# LARGE CNN

### This model achieves 0.8 % error

- Convolutional layer with 30 feature maps of size 5×5.
- Pooling layer taking the max over 2*2 patches.
- Convolutional layer with 15 feature maps of size 3×3.
- Pooling layer taking the max over 2*2 patches.
- Dropout layer with a probability of 20%.
- Flatten layer.
- Fully connected layer with 128 neurons and rectifier activation.
- Fully connected layer with 50 neurons and rectifier activation.
- Output layer.


#### To do: try this model with the augmented dataset and ensemble learning

In [None]:
from keras.datasets import mnist

In [56]:
import numpy as np

In [44]:
from keras.layers import Dropout
from keras.layers import Flatten
from keras.layers.convolutional import Conv2D
from keras.layers.convolutional import MaxPooling2D
from keras.utils import np_utils
from keras import backend as K
K.set_image_dim_ordering('th')

In [45]:
# fix random seed for reproducibility
seed = 7
numpy.random.seed(seed)

In [46]:

# load data
(X_train, y_train), (X_test, y_test) = mnist.load_data()

Task statement: Pick up the large CNN notebook after its final line and write the part that comes next.

Listed entries:
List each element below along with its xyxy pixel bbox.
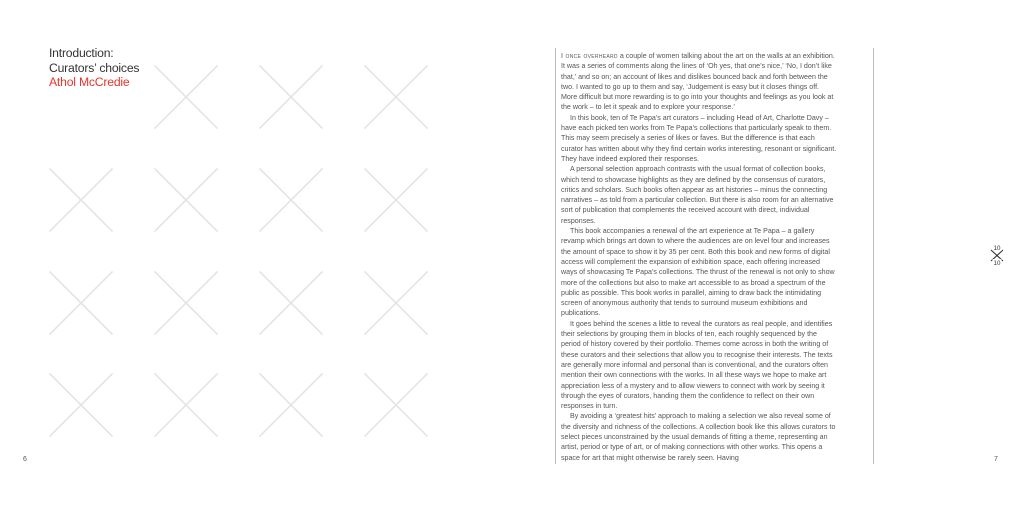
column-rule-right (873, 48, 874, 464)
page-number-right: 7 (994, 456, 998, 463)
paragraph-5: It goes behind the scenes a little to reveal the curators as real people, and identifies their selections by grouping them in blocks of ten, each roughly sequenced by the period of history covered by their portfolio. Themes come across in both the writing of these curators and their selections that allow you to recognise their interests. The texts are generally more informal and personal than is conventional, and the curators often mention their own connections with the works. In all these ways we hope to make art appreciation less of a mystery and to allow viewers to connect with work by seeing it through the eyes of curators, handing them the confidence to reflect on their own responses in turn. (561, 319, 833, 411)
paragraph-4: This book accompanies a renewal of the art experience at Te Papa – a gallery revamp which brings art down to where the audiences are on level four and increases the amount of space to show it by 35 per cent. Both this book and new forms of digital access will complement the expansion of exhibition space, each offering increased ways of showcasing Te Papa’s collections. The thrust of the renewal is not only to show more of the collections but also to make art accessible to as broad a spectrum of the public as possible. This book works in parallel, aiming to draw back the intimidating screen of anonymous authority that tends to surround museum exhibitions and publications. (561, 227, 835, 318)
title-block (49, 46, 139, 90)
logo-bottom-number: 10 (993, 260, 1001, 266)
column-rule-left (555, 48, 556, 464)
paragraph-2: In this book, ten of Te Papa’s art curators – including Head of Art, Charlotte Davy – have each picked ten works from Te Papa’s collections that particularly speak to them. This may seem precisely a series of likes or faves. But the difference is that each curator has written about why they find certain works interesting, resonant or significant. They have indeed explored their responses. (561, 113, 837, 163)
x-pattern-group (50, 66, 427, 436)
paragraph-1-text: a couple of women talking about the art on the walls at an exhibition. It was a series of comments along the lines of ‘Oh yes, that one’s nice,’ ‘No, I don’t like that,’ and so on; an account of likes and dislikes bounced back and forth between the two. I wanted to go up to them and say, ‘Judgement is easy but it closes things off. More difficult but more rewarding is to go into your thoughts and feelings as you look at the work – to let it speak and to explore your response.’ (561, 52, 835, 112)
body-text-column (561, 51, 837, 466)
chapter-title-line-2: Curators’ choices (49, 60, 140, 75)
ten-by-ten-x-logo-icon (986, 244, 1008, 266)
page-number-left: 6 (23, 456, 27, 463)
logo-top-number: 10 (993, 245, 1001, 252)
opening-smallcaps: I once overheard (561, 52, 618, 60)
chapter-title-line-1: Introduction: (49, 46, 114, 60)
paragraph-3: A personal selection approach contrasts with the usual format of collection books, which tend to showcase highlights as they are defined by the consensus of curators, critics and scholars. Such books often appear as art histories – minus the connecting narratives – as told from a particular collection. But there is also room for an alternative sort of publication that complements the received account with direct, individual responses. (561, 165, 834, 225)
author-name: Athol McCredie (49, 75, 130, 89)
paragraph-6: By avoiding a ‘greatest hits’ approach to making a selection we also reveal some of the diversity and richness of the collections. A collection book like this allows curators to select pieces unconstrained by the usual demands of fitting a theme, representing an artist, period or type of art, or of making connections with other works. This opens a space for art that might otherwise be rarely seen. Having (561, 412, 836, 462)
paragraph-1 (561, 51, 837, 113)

--

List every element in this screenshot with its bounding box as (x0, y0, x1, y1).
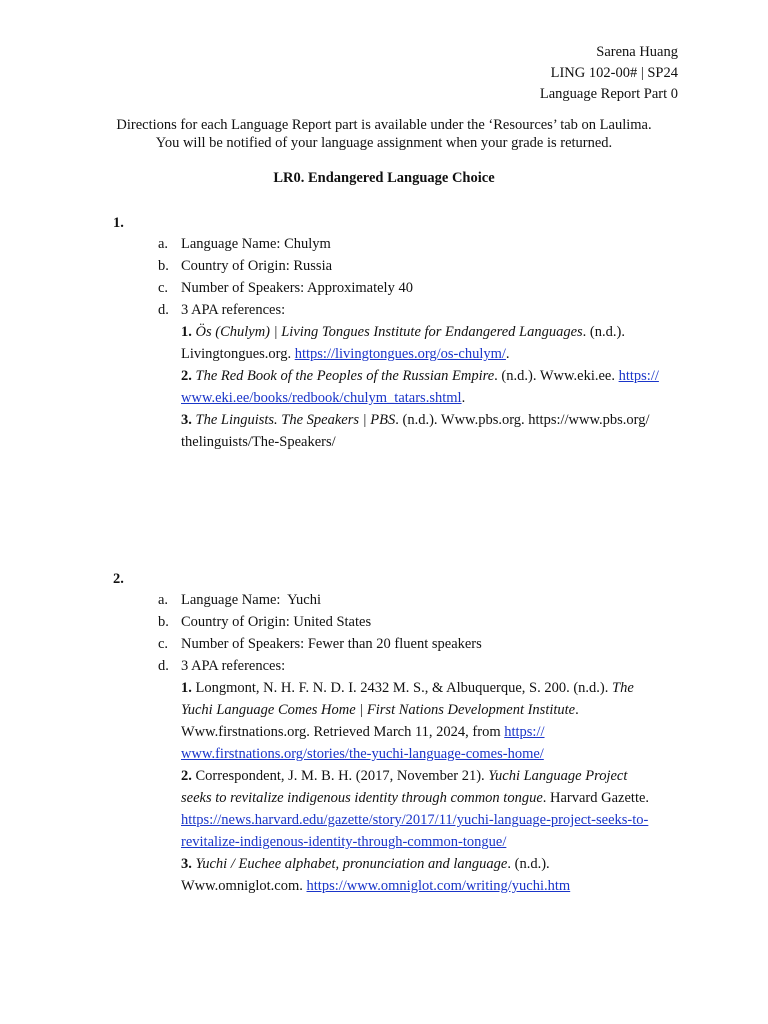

Task output:
# reshape to be [samples][pixels][width][height]
X_train = X_train.reshape(X_train.shape[0], 1, 28, 28).astype('float32')
X_test = X_test.reshape(X_test.shape[0], 1, 28, 28).astype('float32')

In [47]:

# normalize inputs from 0-255 to 0-1
X_train = X_train / 255
X_test = X_test / 255



# one hot encode outputs
y_train = np_utils.to_categorical(y_train)
y_test = np_utils.to_categorical(y_test)
num_classes = y_test.shape[1]

In [50]:

# define the larger model
def larger_model():
	# create model
	model = Sequential()
	model.add(Conv2D(30, (5, 5), input_shape=(1, 28, 28), activation='relu'))
	model.add(MaxPooling2D(pool_size=(2, 2)))
	model.add(Conv2D(15, (3, 3), activation='relu'))
	model.add(MaxPooling2D(pool_size=(2, 2)))
	model.add(Dropout(0.2))
	model.add(Flatten())
	model.add(Dense(128, activation='relu'))
	model.add(Dense(50, activation='relu'))
	model.add(Dense(num_classes, activation='softmax'))
	# Compile model
	model.compile(loss='categorical_crossentropy', optimizer='adam', metrics=['accuracy'])
	return model

In [51]:

# build the model
model = larger_model()
# Fit the model
model.fit(X_train, y_train, validation_data=(X_test, y_test), epochs=10, batch_size=200)
# Final evaluation of the model
scores = model.evaluate(X_test, y_test, verbose=0)
print("Large CNN Error: %.2f%%" % (100-scores[1]*100))

Train on 60000 samples, validate on 10000 samples
Epoch 1/10
Epoch 2/10
Epoch 3/10
Epoch 4/10
Epoch 5/10
Epoch 6/10
Epoch 7/10
Epoch 8/10
Epoch 9/10
Epoch 10/10
Large CNN Error: 0.80%


##### Now we have 0.8% error rate 

Overview on different ways to do ensemble learning https://en.wikipedia.org/wiki/Committee_machine

Ensemble averaging (machine learning)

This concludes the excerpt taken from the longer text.